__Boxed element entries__
......
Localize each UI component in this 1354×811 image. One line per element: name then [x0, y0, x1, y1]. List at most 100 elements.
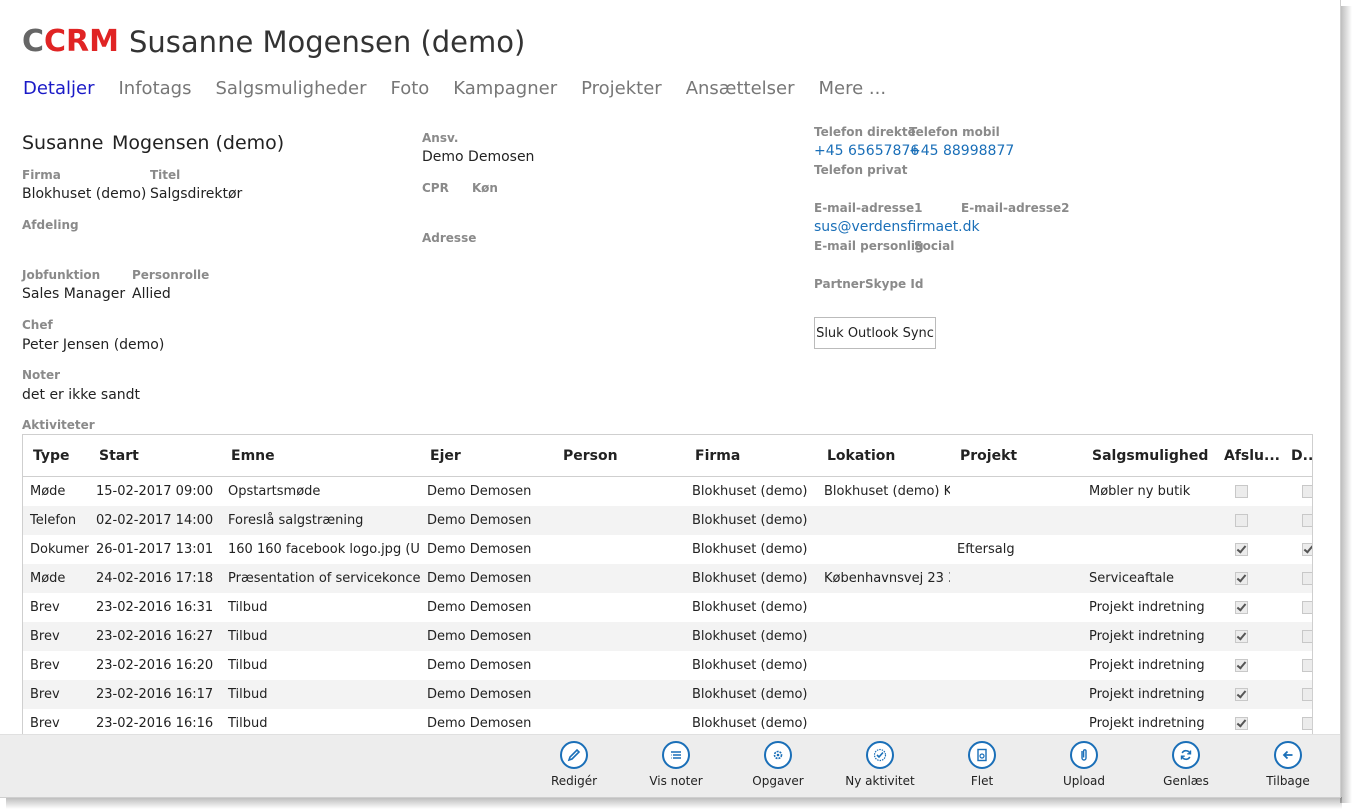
tab-detaljer[interactable]: Detaljer [23, 78, 95, 99]
genlaes-button[interactable]: Genlæs [1141, 741, 1231, 788]
afsluttet-checkbox[interactable] [1235, 572, 1248, 585]
tab-projekter[interactable]: Projekter [581, 78, 662, 99]
cell-person [553, 506, 685, 535]
jobfunktion-label: Jobfunktion [22, 268, 101, 282]
cell-salg: Møbler ny butik [1082, 476, 1214, 506]
table-row[interactable]: Brev 23-02-2016 16:17 Tilbud Demo Demosen Bl… [23, 680, 1312, 709]
tlf-direkte-link[interactable]: +45 65657876 [814, 143, 919, 159]
vis-noter-button[interactable]: Vis noter [631, 741, 721, 788]
d-checkbox[interactable] [1302, 717, 1312, 730]
col-header-projekt[interactable]: Projekt [950, 435, 1082, 477]
social-label: Social [914, 239, 955, 253]
d-checkbox[interactable] [1302, 572, 1312, 585]
table-row[interactable]: Brev 23-02-2016 16:27 Tilbud Demo Demosen Bl… [23, 622, 1312, 651]
cell-person [553, 476, 685, 506]
d-checkbox[interactable] [1302, 514, 1312, 527]
col-header-start[interactable]: Start [89, 435, 221, 477]
col-header-person[interactable]: Person [553, 435, 685, 477]
cell-d [1281, 535, 1312, 564]
tab-kampagner[interactable]: Kampagner [453, 78, 557, 99]
col-header-lokation[interactable]: Lokation [817, 435, 950, 477]
cell-firma: Blokhuset (demo) [685, 564, 817, 593]
chef-label: Chef [22, 318, 53, 332]
noter-value: det er ikke sandt [22, 387, 141, 403]
merge-document-icon [968, 741, 996, 769]
afsluttet-checkbox[interactable] [1235, 485, 1248, 498]
d-checkbox[interactable] [1302, 485, 1312, 498]
table-row[interactable]: Møde 15-02-2017 09:00 Opstartsmøde Demo Dem… [23, 476, 1312, 506]
col-header-firma[interactable]: Firma [685, 435, 817, 477]
bottom-toolbar: Redigér Vis noter Opgaver Ny aktivitet F… [0, 734, 1340, 797]
titel-label: Titel [150, 168, 181, 182]
cell-firma: Blokhuset (demo) [685, 651, 817, 680]
cell-emne: Opstartsmøde [221, 476, 420, 506]
flet-button[interactable]: Flet [937, 741, 1027, 788]
upload-button[interactable]: Upload [1039, 741, 1129, 788]
refresh-icon [1172, 741, 1200, 769]
afsluttet-checkbox[interactable] [1235, 543, 1248, 556]
tab-foto[interactable]: Foto [390, 78, 429, 99]
afsluttet-checkbox[interactable] [1235, 717, 1248, 730]
tlf-mobil-link[interactable]: +45 88998877 [909, 143, 1014, 159]
table-row[interactable]: Brev 23-02-2016 16:31 Tilbud Demo Demosen Bl… [23, 593, 1312, 622]
d-checkbox[interactable] [1302, 630, 1312, 643]
d-checkbox[interactable] [1302, 601, 1312, 614]
cell-lokation [817, 680, 950, 709]
col-header-emne[interactable]: Emne [221, 435, 420, 477]
table-row[interactable]: Brev 23-02-2016 16:20 Tilbud Demo Demosen Bl… [23, 651, 1312, 680]
tab-salgsmuligheder[interactable]: Salgsmuligheder [215, 78, 366, 99]
opgaver-button[interactable]: Opgaver [733, 741, 823, 788]
tilbage-label: Tilbage [1266, 774, 1310, 788]
cell-type: Møde [23, 476, 89, 506]
outlook-sync-button[interactable]: Sluk Outlook Sync [814, 317, 936, 349]
cell-lokation [817, 709, 950, 734]
afsluttet-checkbox[interactable] [1235, 688, 1248, 701]
table-row[interactable]: Telefon 02-02-2017 14:00 Foreslå salgstræn… [23, 506, 1312, 535]
cell-lokation [817, 622, 950, 651]
col-header-d[interactable]: D... [1281, 435, 1312, 477]
col-header-afsluttet[interactable]: Afslu... [1214, 435, 1281, 477]
col-header-ejer[interactable]: Ejer [420, 435, 553, 477]
cell-emne: Tilbud [221, 709, 420, 734]
personrolle-label: Personrolle [132, 268, 210, 282]
col-header-type[interactable]: Type [23, 435, 89, 477]
d-checkbox[interactable] [1302, 659, 1312, 672]
col-header-salgsmulighed[interactable]: Salgsmulighed [1082, 435, 1214, 477]
afsluttet-checkbox[interactable] [1235, 514, 1248, 527]
tab-mere[interactable]: Mere ... [819, 78, 887, 99]
page-title: Susanne Mogensen (demo) [129, 25, 526, 59]
cell-salg: Projekt indretning [1082, 651, 1214, 680]
d-checkbox[interactable] [1302, 688, 1312, 701]
cell-projekt [950, 476, 1082, 506]
table-row[interactable]: Møde 24-02-2016 17:18 Præsentation of serv… [23, 564, 1312, 593]
chef-value[interactable]: Peter Jensen (demo) [22, 337, 164, 353]
tab-ansaettelser[interactable]: Ansættelser [686, 78, 795, 99]
cell-afsluttet [1214, 593, 1281, 622]
afsluttet-checkbox[interactable] [1235, 630, 1248, 643]
afsluttet-checkbox[interactable] [1235, 601, 1248, 614]
cell-start: 23-02-2016 16:17 [89, 680, 221, 709]
ansv-value[interactable]: Demo Demosen [422, 149, 534, 165]
d-checkbox[interactable] [1302, 543, 1312, 556]
cell-projekt: Eftersalg [950, 535, 1082, 564]
tlf-mobil-label: Telefon mobil [909, 125, 1000, 139]
app-window: CCRM Susanne Mogensen (demo) Detaljer In… [0, 0, 1341, 798]
tlf-direkte-label: Telefon direkte [814, 125, 916, 139]
cell-type: Telefon [23, 506, 89, 535]
cell-salg: Projekt indretning [1082, 680, 1214, 709]
table-header-row: Type Start Emne Ejer Person Firma Lokati… [23, 435, 1312, 477]
rediger-button[interactable]: Redigér [529, 741, 619, 788]
email1-link[interactable]: sus@verdensfirmaet.dk [814, 219, 980, 235]
cell-salg: Serviceaftale [1082, 564, 1214, 593]
cell-type: Brev [23, 651, 89, 680]
cell-salg [1082, 506, 1214, 535]
ny-aktivitet-button[interactable]: Ny aktivitet [835, 741, 925, 788]
table-row[interactable]: Brev 23-02-2016 16:16 Tilbud Demo Demosen Bl… [23, 709, 1312, 734]
activities-table: Type Start Emne Ejer Person Firma Lokati… [23, 435, 1312, 734]
table-row[interactable]: Dokument26-01-2017 13:01160 160 facebook… [23, 535, 1312, 564]
tab-infotags[interactable]: Infotags [119, 78, 192, 99]
cell-projekt [950, 593, 1082, 622]
cell-lokation [817, 506, 950, 535]
afsluttet-checkbox[interactable] [1235, 659, 1248, 672]
tilbage-button[interactable]: Tilbage [1243, 741, 1333, 788]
......
__WHAT IS BEING ASKED__
Reproduce the data above character for character, from the line that contains "tab-detaljer[interactable]: Detaljer [23, 78, 95, 99]" through the line that contains "cell-person [553, 506, 685, 535]", including both of those lines.

__FINAL RESULT__
tab-detaljer[interactable]: Detaljer [23, 78, 95, 99]
genlaes-button[interactable]: Genlæs [1141, 741, 1231, 788]
afsluttet-checkbox[interactable] [1235, 572, 1248, 585]
tab-projekter[interactable]: Projekter [581, 78, 662, 99]
cell-person [553, 506, 685, 535]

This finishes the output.